EXERCISE MATERIAL
----

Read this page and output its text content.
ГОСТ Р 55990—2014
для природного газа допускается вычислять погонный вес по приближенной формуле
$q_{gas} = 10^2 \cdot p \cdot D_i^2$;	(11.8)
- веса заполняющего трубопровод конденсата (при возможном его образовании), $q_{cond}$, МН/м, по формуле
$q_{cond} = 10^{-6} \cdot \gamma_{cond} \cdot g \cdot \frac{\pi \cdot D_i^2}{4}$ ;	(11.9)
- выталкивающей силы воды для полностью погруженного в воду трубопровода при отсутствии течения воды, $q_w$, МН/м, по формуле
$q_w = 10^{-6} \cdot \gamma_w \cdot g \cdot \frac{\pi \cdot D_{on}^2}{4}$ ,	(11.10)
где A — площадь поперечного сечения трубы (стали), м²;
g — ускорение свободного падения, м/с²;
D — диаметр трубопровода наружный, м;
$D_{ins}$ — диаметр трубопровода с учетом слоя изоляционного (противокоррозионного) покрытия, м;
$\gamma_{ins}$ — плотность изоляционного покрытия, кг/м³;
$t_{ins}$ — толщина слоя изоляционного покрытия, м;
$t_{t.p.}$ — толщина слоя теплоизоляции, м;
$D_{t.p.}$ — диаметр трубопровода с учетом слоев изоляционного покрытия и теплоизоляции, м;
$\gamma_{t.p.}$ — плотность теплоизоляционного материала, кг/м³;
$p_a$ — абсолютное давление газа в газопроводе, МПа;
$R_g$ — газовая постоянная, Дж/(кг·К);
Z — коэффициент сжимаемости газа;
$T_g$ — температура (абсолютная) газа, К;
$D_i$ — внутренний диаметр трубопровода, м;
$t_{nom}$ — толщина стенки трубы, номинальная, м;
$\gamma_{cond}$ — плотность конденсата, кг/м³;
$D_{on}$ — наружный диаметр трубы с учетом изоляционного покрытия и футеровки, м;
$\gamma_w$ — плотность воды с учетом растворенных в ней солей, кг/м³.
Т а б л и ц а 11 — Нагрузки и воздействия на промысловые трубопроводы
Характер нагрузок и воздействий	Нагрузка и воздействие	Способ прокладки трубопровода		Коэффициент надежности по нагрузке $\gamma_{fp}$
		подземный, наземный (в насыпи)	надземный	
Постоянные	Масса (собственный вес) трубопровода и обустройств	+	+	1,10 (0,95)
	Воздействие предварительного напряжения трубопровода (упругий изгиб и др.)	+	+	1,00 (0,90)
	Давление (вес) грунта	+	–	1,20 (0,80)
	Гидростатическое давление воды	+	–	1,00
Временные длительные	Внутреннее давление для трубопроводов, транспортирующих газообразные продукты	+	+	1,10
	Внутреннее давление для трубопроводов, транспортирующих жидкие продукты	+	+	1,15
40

----

YOUR OBJECTIVE
Return each entry from the material above exactly as it appears.

ANSWER FOR THIS EXERCISE
Read this page and output its text content.
ГОСТ Р 55990—2014
для природного газа допускается вычислять погонный вес по приближенной формуле
$q_{gas} = 10^2 \cdot p \cdot D_i^2$;	(11.8)
- веса заполняющего трубопровод конденсата (при возможном его образовании), $q_{cond}$, МН/м, по формуле
$q_{cond} = 10^{-6} \cdot \gamma_{cond} \cdot g \cdot \frac{\pi \cdot D_i^2}{4}$ ;	(11.9)
- выталкивающей силы воды для полностью погруженного в воду трубопровода при отсутствии течения воды, $q_w$, МН/м, по формуле
$q_w = 10^{-6} \cdot \gamma_w \cdot g \cdot \frac{\pi \cdot D_{on}^2}{4}$ ,	(11.10)
где A — площадь поперечного сечения трубы (стали), м²;
g — ускорение свободного падения, м/с²;
D — диаметр трубопровода наружный, м;
$D_{ins}$ — диаметр трубопровода с учетом слоя изоляционного (противокоррозионного) покрытия, м;
$\gamma_{ins}$ — плотность изоляционного покрытия, кг/м³;
$t_{ins}$ — толщина слоя изоляционного покрытия, м;
$t_{t.p.}$ — толщина слоя теплоизоляции, м;
$D_{t.p.}$ — диаметр трубопровода с учетом слоев изоляционного покрытия и теплоизоляции, м;
$\gamma_{t.p.}$ — плотность теплоизоляционного материала, кг/м³;
$p_a$ — абсолютное давление газа в газопроводе, МПа;
$R_g$ — газовая постоянная, Дж/(кг·К);
Z — коэффициент сжимаемости газа;
$T_g$ — температура (абсолютная) газа, К;
$D_i$ — внутренний диаметр трубопровода, м;
$t_{nom}$ — толщина стенки трубы, номинальная, м;
$\gamma_{cond}$ — плотность конденсата, кг/м³;
$D_{on}$ — наружный диаметр трубы с учетом изоляционного покрытия и футеровки, м;
$\gamma_w$ — плотность воды с учетом растворенных в ней солей, кг/м³.
Т а б л и ц а 11 — Нагрузки и воздействия на промысловые трубопроводы
Характер нагрузок и воздействий	Нагрузка и воздействие	Способ прокладки трубопровода		Коэффициент надежности по нагрузке $\gamma_{fp}$
		подземный, наземный (в насыпи)	надземный	
Постоянные	Масса (собственный вес) трубопровода и обустройств	+	+	1,10 (0,95)
	Воздействие предварительного напряжения трубопровода (упругий изгиб и др.)	+	+	1,00 (0,90)
	Давление (вес) грунта	+	–	1,20 (0,80)
	Гидростатическое давление воды	+	–	1,00
Временные длительные	Внутреннее давление для трубопроводов, транспортирующих газообразные продукты	+	+	1,10
	Внутреннее давление для трубопроводов, транспортирующих жидкие продукты	+	+	1,15
40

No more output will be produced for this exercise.